Work to complete: Return each line containing "What".

Stored entries:
------

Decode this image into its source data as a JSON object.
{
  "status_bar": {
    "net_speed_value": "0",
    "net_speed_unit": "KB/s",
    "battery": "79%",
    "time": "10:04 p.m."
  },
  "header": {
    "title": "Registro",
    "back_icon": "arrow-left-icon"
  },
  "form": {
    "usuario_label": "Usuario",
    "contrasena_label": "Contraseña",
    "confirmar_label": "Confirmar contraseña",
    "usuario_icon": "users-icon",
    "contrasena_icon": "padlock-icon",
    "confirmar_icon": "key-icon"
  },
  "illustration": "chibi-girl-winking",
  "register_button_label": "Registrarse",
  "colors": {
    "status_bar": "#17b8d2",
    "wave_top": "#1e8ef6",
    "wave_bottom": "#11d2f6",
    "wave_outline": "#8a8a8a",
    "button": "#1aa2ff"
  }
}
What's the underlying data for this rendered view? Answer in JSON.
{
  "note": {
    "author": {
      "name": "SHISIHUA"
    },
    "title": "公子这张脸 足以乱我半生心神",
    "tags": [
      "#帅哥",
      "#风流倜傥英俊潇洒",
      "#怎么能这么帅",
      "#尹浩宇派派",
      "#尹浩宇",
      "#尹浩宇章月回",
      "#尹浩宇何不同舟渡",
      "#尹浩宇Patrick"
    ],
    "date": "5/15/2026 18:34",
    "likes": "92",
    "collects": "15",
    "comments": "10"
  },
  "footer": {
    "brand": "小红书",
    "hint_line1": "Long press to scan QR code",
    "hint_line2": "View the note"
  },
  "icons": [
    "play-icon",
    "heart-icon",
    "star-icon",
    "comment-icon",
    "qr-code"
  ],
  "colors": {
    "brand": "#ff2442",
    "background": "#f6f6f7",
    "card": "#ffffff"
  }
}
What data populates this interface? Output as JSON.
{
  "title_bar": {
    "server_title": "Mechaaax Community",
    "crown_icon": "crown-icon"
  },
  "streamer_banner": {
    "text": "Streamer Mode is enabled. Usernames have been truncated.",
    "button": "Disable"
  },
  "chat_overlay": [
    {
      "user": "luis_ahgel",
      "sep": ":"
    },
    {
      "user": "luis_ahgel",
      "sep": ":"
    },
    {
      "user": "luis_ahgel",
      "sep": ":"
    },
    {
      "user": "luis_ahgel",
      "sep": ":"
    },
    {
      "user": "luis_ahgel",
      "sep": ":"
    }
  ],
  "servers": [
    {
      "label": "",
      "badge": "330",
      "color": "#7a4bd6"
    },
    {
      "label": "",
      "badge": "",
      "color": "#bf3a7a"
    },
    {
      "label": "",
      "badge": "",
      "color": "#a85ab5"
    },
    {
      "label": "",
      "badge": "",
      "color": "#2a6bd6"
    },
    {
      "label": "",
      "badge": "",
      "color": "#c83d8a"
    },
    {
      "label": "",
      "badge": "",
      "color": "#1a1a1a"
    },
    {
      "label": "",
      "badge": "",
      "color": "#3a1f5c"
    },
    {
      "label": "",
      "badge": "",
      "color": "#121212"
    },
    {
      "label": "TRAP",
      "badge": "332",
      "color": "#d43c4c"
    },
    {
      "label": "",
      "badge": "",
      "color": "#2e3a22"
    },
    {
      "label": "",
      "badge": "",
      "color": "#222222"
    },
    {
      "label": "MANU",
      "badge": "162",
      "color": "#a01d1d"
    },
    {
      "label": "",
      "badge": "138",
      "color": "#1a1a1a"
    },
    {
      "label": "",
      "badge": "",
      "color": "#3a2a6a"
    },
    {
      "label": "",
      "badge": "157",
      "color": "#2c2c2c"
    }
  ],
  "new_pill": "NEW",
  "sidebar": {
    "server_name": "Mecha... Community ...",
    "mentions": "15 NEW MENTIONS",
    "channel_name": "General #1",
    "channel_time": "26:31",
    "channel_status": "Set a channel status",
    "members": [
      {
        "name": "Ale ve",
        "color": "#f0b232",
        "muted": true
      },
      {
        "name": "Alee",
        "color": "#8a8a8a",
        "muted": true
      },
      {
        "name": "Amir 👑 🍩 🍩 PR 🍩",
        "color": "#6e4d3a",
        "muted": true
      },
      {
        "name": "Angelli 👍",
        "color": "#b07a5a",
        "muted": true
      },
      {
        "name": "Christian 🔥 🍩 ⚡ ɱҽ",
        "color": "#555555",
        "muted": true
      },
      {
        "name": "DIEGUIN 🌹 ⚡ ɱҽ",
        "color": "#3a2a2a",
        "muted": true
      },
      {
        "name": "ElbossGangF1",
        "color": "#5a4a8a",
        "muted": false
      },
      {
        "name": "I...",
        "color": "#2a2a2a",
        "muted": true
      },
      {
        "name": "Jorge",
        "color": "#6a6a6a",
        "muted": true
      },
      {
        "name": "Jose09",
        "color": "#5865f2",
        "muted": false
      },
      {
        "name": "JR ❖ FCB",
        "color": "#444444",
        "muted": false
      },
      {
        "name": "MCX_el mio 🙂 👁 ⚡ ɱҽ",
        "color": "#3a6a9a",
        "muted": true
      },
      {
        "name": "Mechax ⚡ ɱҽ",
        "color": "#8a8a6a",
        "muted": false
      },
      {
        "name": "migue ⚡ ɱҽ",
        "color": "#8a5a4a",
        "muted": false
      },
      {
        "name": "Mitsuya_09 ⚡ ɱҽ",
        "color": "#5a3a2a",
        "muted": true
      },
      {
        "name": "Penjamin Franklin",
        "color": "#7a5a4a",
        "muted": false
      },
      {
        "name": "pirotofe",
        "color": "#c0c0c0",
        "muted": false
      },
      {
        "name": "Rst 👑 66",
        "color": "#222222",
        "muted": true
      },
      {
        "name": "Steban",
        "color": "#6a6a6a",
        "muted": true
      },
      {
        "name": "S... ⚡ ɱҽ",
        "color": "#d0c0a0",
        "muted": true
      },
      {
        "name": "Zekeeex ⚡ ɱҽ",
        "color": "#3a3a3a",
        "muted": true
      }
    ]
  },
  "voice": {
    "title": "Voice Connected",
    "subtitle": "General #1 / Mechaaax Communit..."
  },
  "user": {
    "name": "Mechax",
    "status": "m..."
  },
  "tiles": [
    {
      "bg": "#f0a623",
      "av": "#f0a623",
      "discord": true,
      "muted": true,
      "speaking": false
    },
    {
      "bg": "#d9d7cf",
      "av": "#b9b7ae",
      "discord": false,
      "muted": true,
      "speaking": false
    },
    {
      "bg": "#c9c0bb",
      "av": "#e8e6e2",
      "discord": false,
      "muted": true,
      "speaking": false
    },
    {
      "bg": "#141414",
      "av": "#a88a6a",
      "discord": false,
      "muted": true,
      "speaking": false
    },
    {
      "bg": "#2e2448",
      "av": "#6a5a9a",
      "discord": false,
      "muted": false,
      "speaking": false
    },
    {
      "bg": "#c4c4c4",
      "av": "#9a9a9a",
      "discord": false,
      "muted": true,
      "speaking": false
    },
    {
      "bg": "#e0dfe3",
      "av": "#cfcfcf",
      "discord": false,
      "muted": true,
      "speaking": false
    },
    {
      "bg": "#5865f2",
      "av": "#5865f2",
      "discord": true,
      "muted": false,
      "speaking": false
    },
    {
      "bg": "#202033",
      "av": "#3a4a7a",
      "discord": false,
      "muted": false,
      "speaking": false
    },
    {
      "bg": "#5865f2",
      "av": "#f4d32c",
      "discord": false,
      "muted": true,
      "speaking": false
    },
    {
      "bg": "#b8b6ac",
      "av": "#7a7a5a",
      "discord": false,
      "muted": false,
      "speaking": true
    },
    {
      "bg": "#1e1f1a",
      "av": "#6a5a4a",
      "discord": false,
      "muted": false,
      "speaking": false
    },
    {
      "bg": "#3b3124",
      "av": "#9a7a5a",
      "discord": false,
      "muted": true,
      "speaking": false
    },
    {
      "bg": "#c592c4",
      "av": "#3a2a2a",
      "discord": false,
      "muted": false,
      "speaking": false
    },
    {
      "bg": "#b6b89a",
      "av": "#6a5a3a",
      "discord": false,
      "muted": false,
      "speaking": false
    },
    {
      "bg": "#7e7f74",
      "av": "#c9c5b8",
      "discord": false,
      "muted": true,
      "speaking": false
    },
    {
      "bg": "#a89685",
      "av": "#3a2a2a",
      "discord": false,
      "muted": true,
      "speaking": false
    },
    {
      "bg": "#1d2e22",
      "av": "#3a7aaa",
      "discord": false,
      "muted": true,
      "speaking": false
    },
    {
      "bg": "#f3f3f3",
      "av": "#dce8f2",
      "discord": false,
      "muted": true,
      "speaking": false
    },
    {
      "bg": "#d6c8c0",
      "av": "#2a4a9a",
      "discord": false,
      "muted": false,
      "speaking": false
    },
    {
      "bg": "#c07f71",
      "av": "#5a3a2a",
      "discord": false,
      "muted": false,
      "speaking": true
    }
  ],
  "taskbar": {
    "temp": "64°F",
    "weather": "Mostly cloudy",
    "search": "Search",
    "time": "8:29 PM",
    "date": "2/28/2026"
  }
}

------

Task response:
What's the underlying data for this rendered view? Answer in JSON.
What data populates this interface? Output as JSON.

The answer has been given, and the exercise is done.